* TUGAS YANG DIBERIKAN A
Salin dengan tepat bagian teks tentang keyatiman Muhammad, mulai dari "Rahasia apa yang" dan berakhir pada "kalimat-Nya, pembawa risalah-Nya?".

* TEKS YANG DISEDIAKAN
◇ ◇ ◇ ◇ ◇ ◇ ◇

(Sebenarnya aku adalah rahmat yang dipersembahkan)
ANAK YATIM.
Manakala teman-teman sepermainan, bagaikan burung di taman, berbangga hati, bersuka-cita serta bergembira ria di hadapan ayah mereka masing-masing, MUHAMMAD hanya menengadah pandang ke langit. Tidak pernah satu kali pun dia berseru: “Wahai ayah!”. Karena dia memang tak punya ayah. Akan tetapi selalu dan banyak sekali dia berucap lirih: “Wahai Tuhan pemeliharaku!”
Rahasia apa yang terpendam dalam keyatiman itu sehingga Allah memilih dua orang manusia yatim, Al-Masih dan MUHAMMAD, sebagai penyandang kalimat-Nya, pembawa risalah-Nya?
Ya, ISA Al-Masih juga terlahir yatim! Ketika lahir, dia tak melihat ayah! Bahkan, dikatakan dia sama sekali tak berayah. Di kala rekan-rekan sepermainannya berpongah menyebut ayah mereka, beliau membanggakan suatu yang lebih baik dari ayah. Sambil mengacungkan isyarat dengan telapak tangannya yang bercahaya ke atas, beliau berucap: “Bapakku ada di langit!”
Apakah gerangan rahasia itu? Apakah Allah memang telah menetapkan keyatiman bagi kedua mereka, untuk memecahkan rahmat dari jiwa mereka dengan kokoh dan kuat? Mungkin! Tapi marilah kita kembali pada pokok pembicaraan. Marilah kita mengikuti MUHAMMAD menghayati rahmatnya. Kiranya rahmat beliau itu suatu rahmat yang mengagumkan para pemikir. Rahmat MUHAMMAD bukanlah ‘reaksi’ dari keyatimannya. Akan tetapi merupakan ‘aksi’ yang sesuai dengan eksistensinya sejak lahir, yang telah di sambut dengan keyatiman. Rahmatnya orang-orang kuat yang penuh inisiatif, bukan rahmat orang-orang lemah yang putus asa.

◇ ◇ ◇ ◇ ◇ ◇ ◇

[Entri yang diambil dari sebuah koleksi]

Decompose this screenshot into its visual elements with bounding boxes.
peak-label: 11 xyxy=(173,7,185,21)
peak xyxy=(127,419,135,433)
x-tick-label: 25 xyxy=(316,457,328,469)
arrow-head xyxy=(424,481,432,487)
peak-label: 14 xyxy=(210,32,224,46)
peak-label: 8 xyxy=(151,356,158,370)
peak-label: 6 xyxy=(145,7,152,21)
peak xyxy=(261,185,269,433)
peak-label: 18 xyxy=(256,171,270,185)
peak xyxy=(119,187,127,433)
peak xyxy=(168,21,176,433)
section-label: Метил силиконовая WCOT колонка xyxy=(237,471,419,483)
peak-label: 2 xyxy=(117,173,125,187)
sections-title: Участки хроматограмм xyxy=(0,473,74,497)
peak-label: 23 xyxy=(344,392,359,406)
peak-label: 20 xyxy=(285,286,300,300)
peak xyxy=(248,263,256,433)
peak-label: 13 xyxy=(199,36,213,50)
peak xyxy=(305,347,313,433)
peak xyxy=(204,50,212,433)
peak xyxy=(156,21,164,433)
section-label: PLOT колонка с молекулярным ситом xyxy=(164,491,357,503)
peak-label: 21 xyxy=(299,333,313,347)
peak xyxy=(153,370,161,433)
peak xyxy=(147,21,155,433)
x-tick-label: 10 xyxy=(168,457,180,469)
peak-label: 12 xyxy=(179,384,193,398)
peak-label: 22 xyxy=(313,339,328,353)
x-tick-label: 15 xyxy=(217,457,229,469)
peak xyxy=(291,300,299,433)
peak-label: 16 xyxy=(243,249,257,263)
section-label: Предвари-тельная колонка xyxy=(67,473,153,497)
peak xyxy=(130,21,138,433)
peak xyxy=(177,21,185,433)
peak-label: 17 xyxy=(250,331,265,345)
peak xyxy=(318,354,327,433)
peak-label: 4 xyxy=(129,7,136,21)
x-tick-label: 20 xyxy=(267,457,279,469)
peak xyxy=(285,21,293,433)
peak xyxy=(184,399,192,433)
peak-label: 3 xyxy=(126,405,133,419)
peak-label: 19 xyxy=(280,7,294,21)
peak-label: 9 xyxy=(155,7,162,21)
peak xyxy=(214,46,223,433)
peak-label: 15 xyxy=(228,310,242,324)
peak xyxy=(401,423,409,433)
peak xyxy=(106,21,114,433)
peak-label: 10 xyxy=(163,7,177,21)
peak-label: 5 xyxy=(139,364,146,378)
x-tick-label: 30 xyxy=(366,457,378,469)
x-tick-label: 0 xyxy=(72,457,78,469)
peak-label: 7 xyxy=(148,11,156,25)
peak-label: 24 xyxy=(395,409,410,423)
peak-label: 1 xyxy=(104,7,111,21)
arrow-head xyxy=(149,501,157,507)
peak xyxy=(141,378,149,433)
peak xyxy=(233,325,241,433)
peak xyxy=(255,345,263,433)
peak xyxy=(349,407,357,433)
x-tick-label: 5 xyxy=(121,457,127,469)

◇ ◇ ◇ ◇ ◇ ◇ ◇

* TUGAS YANG DIBERIKAN B
Tulis ulang baris-baris catatan yang dimulai dari awal catatan dan berakhir pada baris yang memuat "peak-label: 14 xyxy=(210,32,224,46)", dengan mengganti "peak-label" menjadi "label-puncak" tanpa mengubah bagian lain. Berikan hanya baris-baris tersebut.

* JAWABAN YANG DIHARAPKAN A
Rahasia apa yang terpendam dalam keyatiman itu sehingga Allah memilih dua orang manusia yatim, Al-Masih dan MUHAMMAD, sebagai penyandang kalimat-Nya, pembawa risalah-Nya?

* JAWABAN YANG DIHARAPKAN B
Decompose this screenshot into its visual elements with bounding boxes.
label-puncak: 11 xyxy=(173,7,185,21)
peak xyxy=(127,419,135,433)
x-tick-label: 25 xyxy=(316,457,328,469)
arrow-head xyxy=(424,481,432,487)
label-puncak: 14 xyxy=(210,32,224,46)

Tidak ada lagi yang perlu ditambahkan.